- What to work on -
1) According to the thermoelectric text, in what year did Thomas Seebeck discover the deflection of a compass pointer near a two-metal circuit with a temperature gradient?
2) Update the thermoelectric text's passage starting at "In this section, we" and ending at "variety of applications." by replacing "multifunctional" with "flexible", and write out that passage in full.

- Document -
(begin)

Jianxu Shi and Ke Wang

School of Automation, Xi'an University of Posts & Telecommunications, Xi'an, 710121, China

1.1 Introduction

Energy is a fundamental requirement for the development of human society. In recent decades, the rapid increase in energy demand has led to the emergence of an energy crisis. Moreover, in the industrial production process, the majority of energy is wasted in the form of heat, which further exacerbates theis crisis. Therefore, knowing how to convert these waste heat into effective electrical energy is beneficial to solving current energy problems. Thermoelectric conversion technology, achieving the conversion between heat or temperature gradients and electrical energy, may be a promising strategy. Thermoelectric conversion technology covers multiple stages, including material preparation, materials forming, device fabrication, and system integration. Among them, thermoelectric materials are the basis, while thermoelectric devices are the core that allows the leap from thermoelectric materials to thermoelectric conversion technology. Meantime, device design and fabrication covers such interdisciplinary scientific and technological issues as thermodynamics, thermal processing, interface physics and engineering, and reliability design.

In this section, we introduce the principle of thermal conversion technology, then discuss various thermoelectric materials, the preparation and forming of thermoelectric materials, and multifunctional thermoelectric devices. Finally, a conclusion and insightful outlook is given. Here, we present the advanced understanding of thermoelectric materials and some new‐type preparation and forming methods, which can provide new opportunities for the further advancement of thermoelectric conversion technology in a wide variety of applications.

1.2 Principles of Thermoelectric Conversion

1.2.1 Seebeck Effect

In 1823, Thomas Seebeck discovered that the compass pointer would slowly deflect when it was placed near a circuit composed of two different metals with a temperature gradient. This is the first observation of the phenomenon of electricity induced by temperature difference. Subsequently, he implemented comparative studies on various metals, and identified the existence of electromotance induced by temperature difference, which provides the fundamental principle for sensing temperature using thermocoupling. To commemorate his contributions, this phenomenon is called the Seebeck effect (Figure 1.1). With the Seebeck effect, the circuit is composed of two metals, A and B. In this circuit, metals A and B come into contact to form two nodes. Interestingly, there is a temperature difference ΔT between these two nodes, and then an electrical potential difference between the two nodes can be detected by a voltmeter connected in the circuit. With this effect, the generated thermoelectric electromotance has two fundamental properties: (i) the thermoelectric electromotance is only related to the temperature difference between the two nodes and does not rely on the temperature of the wire between the two nodes; (ii) the electromotance formed by the contact between conductors A and B, is independent of whether a third metal, C, is connected between the two nodes. These two fundamental properties render the wide application of the Seebeck effect in wearable devices, wireless sensor networks, and the aerospace field [1].

(end)

Layout coordinate data:
(begin)

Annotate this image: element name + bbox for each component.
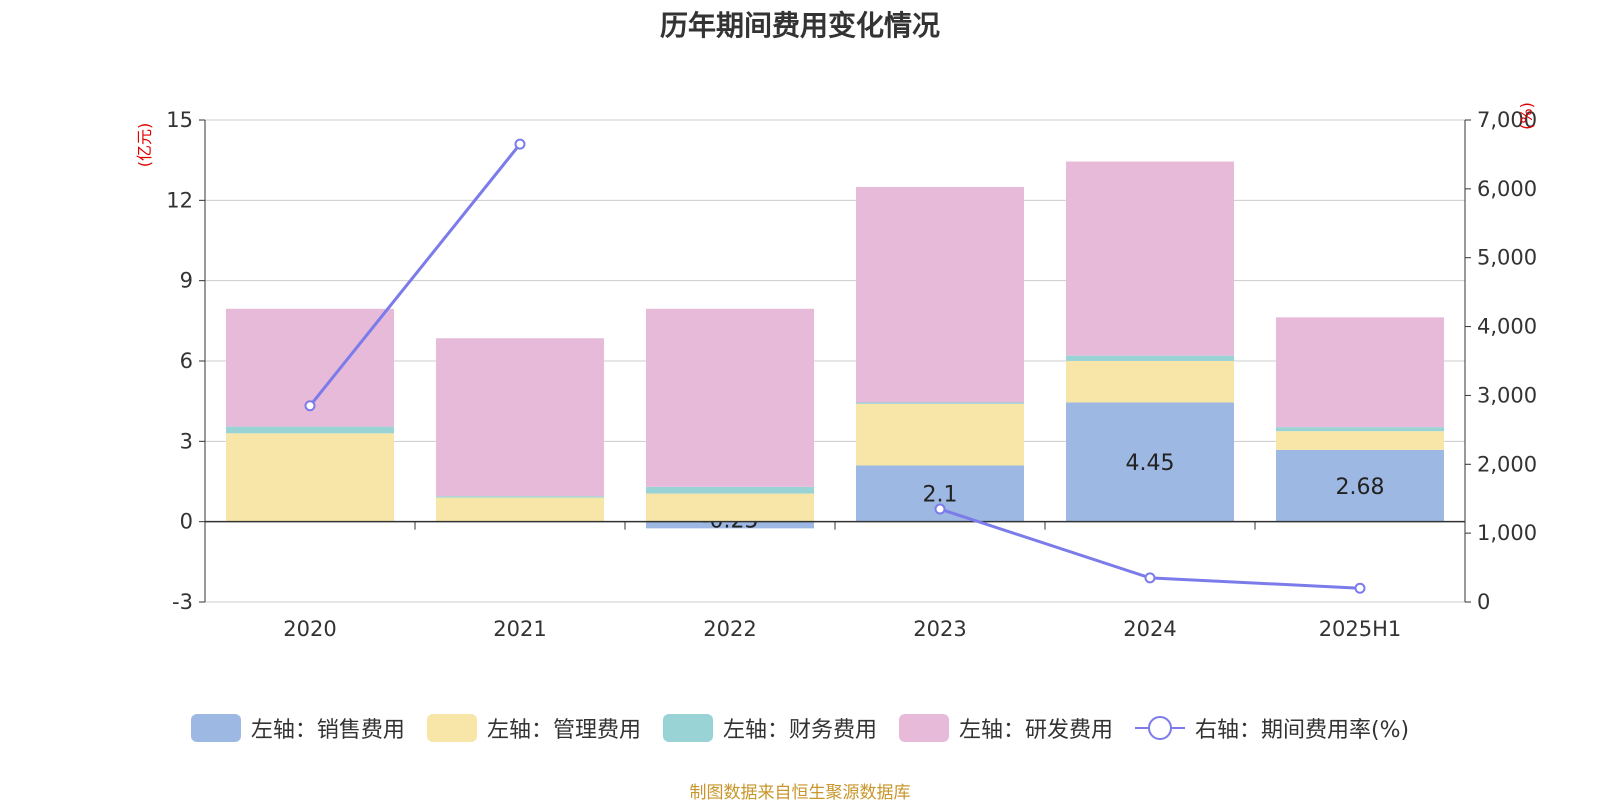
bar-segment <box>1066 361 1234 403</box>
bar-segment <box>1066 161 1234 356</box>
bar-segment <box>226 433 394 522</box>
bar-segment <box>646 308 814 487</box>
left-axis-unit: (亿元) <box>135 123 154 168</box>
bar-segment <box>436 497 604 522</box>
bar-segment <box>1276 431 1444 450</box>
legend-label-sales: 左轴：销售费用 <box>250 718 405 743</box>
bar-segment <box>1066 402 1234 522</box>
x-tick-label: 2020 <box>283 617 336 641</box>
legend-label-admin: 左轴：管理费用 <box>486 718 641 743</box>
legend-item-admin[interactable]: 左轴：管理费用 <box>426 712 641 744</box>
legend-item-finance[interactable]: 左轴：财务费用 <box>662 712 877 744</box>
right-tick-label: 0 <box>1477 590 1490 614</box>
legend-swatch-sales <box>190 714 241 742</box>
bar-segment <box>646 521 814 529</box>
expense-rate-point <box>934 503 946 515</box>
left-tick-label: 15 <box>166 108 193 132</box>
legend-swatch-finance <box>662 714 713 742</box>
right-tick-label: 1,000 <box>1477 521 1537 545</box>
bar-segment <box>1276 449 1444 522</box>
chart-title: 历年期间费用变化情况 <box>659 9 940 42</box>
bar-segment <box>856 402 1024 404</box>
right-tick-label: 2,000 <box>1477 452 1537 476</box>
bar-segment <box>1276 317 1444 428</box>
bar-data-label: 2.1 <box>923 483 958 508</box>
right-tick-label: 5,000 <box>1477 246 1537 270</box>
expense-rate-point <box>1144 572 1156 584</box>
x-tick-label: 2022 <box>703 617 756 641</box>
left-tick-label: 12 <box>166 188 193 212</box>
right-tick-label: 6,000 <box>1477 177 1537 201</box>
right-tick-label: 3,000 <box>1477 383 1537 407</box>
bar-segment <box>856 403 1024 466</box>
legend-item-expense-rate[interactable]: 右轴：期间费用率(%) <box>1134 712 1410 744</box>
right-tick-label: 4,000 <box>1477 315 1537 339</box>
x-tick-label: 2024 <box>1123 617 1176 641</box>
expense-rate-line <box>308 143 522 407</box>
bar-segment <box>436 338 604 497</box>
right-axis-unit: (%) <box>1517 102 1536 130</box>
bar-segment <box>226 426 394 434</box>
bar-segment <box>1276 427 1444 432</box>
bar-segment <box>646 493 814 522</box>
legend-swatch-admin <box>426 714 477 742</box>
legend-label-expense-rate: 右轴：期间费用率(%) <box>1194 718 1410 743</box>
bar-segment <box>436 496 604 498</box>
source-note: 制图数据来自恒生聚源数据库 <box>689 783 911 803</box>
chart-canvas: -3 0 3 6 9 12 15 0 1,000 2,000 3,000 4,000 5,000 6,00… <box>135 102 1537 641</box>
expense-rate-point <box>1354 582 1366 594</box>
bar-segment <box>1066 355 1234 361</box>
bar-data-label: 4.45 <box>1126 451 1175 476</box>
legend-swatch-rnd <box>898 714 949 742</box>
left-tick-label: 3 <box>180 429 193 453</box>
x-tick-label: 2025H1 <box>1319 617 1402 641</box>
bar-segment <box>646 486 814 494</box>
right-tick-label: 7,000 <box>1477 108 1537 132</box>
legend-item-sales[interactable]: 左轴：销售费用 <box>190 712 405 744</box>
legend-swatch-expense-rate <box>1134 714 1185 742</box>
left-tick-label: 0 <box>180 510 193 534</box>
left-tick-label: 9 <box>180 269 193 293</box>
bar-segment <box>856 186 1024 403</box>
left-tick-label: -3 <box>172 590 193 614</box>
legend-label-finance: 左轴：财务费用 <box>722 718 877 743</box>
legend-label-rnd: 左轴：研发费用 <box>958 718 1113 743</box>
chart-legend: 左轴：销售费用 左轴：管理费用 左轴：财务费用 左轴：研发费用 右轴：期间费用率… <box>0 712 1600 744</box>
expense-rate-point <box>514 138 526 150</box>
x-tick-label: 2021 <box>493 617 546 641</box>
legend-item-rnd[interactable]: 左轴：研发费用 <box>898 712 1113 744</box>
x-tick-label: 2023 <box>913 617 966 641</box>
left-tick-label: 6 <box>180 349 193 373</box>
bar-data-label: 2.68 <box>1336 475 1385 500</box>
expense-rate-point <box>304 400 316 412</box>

(end)
(begin)

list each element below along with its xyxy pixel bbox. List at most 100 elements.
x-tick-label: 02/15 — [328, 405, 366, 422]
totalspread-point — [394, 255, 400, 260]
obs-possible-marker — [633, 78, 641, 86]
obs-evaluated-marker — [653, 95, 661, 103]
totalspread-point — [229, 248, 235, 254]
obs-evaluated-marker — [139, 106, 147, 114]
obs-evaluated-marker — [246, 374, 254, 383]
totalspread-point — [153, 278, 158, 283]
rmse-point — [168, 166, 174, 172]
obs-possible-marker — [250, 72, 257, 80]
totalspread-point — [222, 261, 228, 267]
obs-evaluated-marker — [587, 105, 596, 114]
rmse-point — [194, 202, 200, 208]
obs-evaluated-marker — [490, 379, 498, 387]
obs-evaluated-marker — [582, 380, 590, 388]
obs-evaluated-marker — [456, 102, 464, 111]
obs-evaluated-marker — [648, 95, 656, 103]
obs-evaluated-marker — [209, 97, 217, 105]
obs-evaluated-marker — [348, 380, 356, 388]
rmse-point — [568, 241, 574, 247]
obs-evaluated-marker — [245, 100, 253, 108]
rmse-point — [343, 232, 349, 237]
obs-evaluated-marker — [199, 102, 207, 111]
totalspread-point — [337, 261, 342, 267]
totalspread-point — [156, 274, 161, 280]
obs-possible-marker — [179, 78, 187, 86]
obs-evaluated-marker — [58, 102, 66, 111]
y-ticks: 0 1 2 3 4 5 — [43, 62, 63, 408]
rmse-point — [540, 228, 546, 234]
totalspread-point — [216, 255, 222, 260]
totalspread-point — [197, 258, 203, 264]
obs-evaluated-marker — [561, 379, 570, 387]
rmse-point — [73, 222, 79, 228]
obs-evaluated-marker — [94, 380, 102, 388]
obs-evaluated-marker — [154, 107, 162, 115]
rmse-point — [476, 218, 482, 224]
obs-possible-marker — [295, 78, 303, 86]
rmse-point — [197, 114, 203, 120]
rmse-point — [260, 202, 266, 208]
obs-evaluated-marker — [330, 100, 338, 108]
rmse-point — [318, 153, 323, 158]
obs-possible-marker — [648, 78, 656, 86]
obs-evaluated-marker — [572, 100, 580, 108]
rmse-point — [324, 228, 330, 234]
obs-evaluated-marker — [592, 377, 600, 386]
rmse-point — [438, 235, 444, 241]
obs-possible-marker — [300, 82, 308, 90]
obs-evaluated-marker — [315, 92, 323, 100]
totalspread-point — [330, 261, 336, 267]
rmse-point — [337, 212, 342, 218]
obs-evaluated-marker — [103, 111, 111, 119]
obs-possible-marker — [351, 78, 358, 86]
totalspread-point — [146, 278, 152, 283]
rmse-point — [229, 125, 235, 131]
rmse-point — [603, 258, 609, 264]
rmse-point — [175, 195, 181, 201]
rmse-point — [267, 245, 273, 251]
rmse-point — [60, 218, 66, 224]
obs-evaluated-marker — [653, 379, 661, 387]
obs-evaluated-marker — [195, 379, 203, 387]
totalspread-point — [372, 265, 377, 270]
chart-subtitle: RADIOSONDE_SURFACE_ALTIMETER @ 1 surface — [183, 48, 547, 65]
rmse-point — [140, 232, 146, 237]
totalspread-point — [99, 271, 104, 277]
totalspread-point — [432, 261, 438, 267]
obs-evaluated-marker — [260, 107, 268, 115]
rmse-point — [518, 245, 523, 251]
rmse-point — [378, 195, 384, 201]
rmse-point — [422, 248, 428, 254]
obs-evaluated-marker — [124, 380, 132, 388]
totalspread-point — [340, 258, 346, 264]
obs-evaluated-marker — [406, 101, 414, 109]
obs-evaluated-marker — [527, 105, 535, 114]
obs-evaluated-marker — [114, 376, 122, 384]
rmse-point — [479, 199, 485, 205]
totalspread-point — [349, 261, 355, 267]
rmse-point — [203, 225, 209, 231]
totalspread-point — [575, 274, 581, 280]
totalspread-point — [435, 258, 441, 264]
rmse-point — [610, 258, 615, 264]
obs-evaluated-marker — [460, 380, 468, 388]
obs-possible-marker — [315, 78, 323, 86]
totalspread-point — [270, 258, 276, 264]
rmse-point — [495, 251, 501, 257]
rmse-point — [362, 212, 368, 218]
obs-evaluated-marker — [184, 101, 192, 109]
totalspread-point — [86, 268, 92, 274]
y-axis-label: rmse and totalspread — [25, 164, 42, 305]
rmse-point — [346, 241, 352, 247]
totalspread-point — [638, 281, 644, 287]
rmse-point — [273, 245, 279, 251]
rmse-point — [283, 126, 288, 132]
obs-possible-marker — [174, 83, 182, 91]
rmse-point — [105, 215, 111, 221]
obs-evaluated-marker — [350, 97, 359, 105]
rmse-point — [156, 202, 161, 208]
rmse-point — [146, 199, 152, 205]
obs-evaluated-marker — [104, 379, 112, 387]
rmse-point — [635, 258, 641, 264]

(end)

- Solution list -
1) 1823

2)
In this section, we introduce the principle of thermal conversion technology, then discuss various thermoelectric materials, the preparation and forming of thermoelectric materials, and flexible thermoelectric devices. Finally, a conclusion and insightful outlook is given. Here, we present the advanced understanding of thermoelectric materials and some new‐type preparation and forming methods, which can provide new opportunities for the further advancement of thermoelectric conversion technology in a wide variety of applications.